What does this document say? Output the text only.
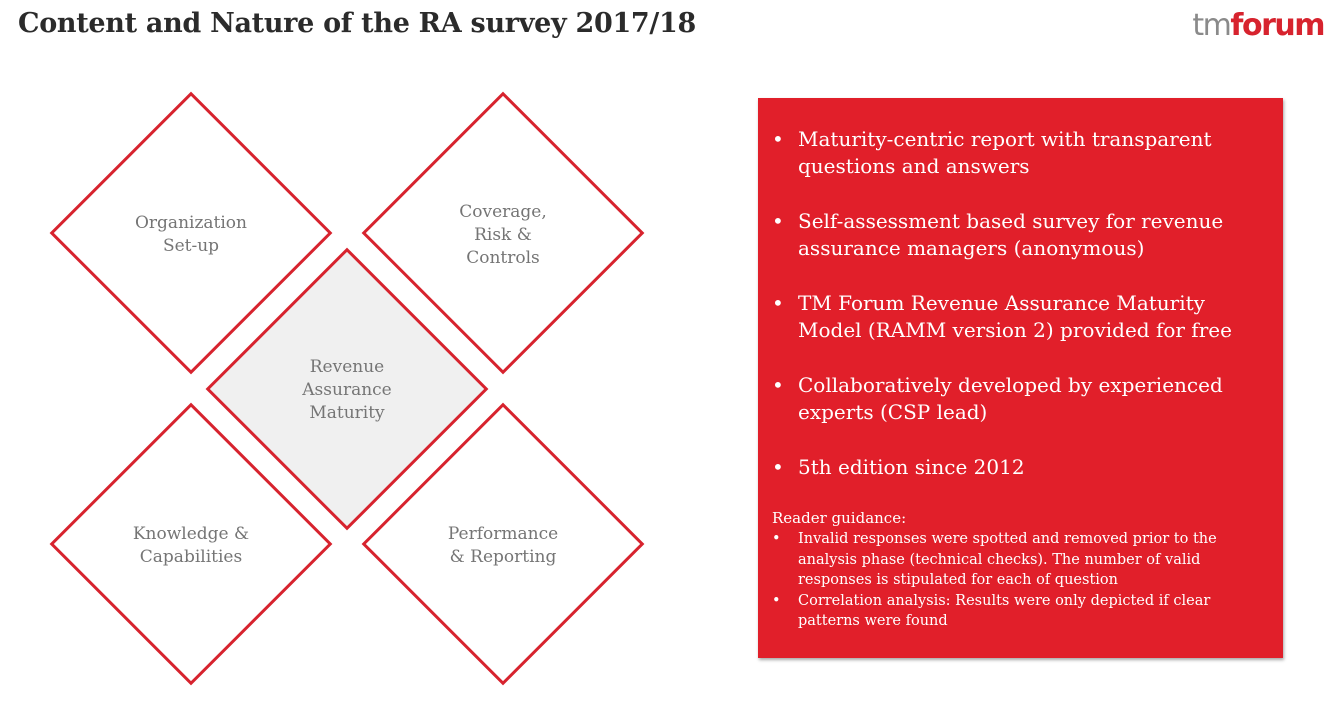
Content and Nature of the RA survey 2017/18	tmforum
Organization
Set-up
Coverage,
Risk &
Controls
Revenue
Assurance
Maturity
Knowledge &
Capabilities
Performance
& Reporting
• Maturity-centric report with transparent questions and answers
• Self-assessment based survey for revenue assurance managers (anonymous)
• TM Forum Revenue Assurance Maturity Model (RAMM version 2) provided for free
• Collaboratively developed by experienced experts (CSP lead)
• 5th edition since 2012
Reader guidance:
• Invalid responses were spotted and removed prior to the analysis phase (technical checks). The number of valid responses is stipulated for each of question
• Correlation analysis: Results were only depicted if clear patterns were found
==
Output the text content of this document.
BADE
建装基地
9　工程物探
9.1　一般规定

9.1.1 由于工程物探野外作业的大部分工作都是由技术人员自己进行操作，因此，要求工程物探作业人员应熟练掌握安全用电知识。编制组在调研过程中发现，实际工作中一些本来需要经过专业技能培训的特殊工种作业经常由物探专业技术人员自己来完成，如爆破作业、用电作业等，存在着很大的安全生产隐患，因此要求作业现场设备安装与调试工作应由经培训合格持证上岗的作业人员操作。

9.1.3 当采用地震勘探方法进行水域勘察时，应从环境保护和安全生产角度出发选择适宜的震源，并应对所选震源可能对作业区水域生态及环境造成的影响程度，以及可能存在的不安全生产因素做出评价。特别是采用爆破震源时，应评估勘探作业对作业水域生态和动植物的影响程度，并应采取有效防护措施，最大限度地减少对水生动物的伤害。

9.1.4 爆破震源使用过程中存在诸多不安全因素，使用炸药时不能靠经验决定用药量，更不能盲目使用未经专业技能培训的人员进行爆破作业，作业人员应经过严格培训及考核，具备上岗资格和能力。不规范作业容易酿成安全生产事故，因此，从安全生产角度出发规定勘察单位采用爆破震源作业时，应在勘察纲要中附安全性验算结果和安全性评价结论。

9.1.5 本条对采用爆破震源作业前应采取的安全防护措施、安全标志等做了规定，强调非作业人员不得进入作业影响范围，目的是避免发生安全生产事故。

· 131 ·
...
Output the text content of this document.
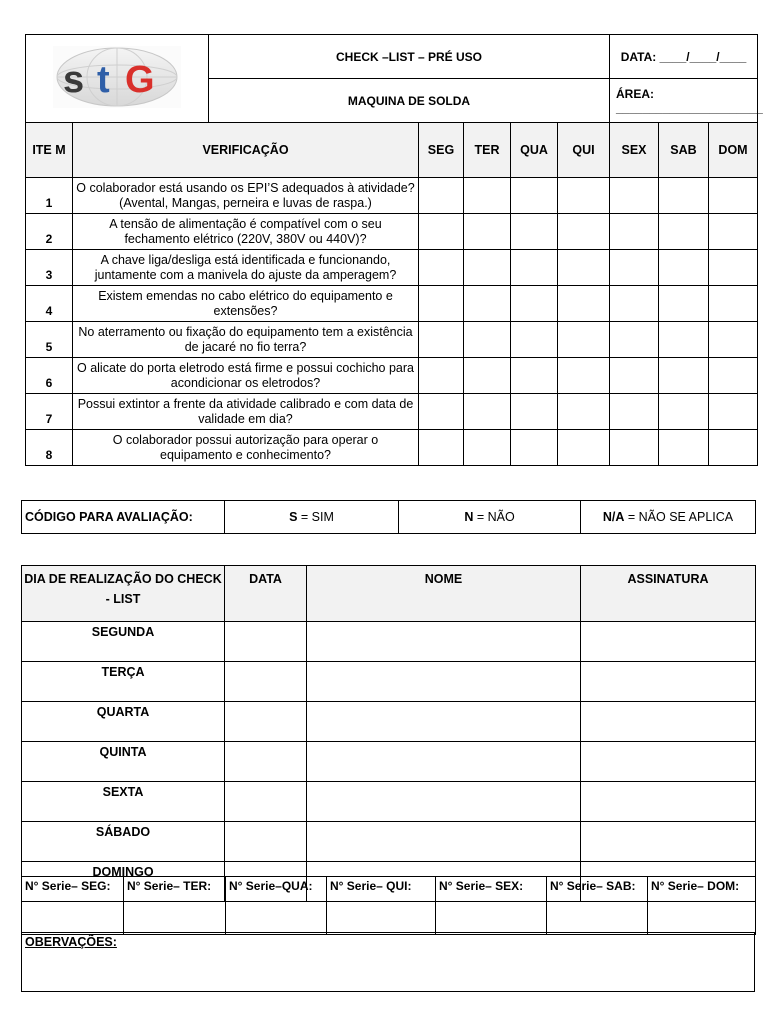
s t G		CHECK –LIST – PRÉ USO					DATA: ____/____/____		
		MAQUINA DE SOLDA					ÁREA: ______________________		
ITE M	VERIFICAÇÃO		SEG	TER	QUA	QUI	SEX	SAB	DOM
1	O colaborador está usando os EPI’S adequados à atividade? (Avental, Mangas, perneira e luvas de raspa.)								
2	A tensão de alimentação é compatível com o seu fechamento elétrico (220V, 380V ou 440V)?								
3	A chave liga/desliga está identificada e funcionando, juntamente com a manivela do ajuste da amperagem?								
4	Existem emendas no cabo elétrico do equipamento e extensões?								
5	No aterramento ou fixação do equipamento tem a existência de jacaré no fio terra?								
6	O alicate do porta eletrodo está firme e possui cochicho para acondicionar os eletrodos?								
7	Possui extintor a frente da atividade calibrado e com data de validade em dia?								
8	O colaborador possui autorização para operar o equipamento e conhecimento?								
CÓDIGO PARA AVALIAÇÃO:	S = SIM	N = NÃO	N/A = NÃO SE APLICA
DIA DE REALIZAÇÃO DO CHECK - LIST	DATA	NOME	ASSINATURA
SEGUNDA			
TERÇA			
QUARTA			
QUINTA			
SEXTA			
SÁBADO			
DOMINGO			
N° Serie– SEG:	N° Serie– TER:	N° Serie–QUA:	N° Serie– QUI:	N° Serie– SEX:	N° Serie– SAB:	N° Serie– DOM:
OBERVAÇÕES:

Your instructions:
Copy each line of the listing that includes "atividade".

Task output:
1	O colaborador está usando os EPI’S adequados à atividade? (Avental, Mangas, perneira e luvas de raspa.)								
7	Possui extintor a frente da atividade calibrado e com data de validade em dia?								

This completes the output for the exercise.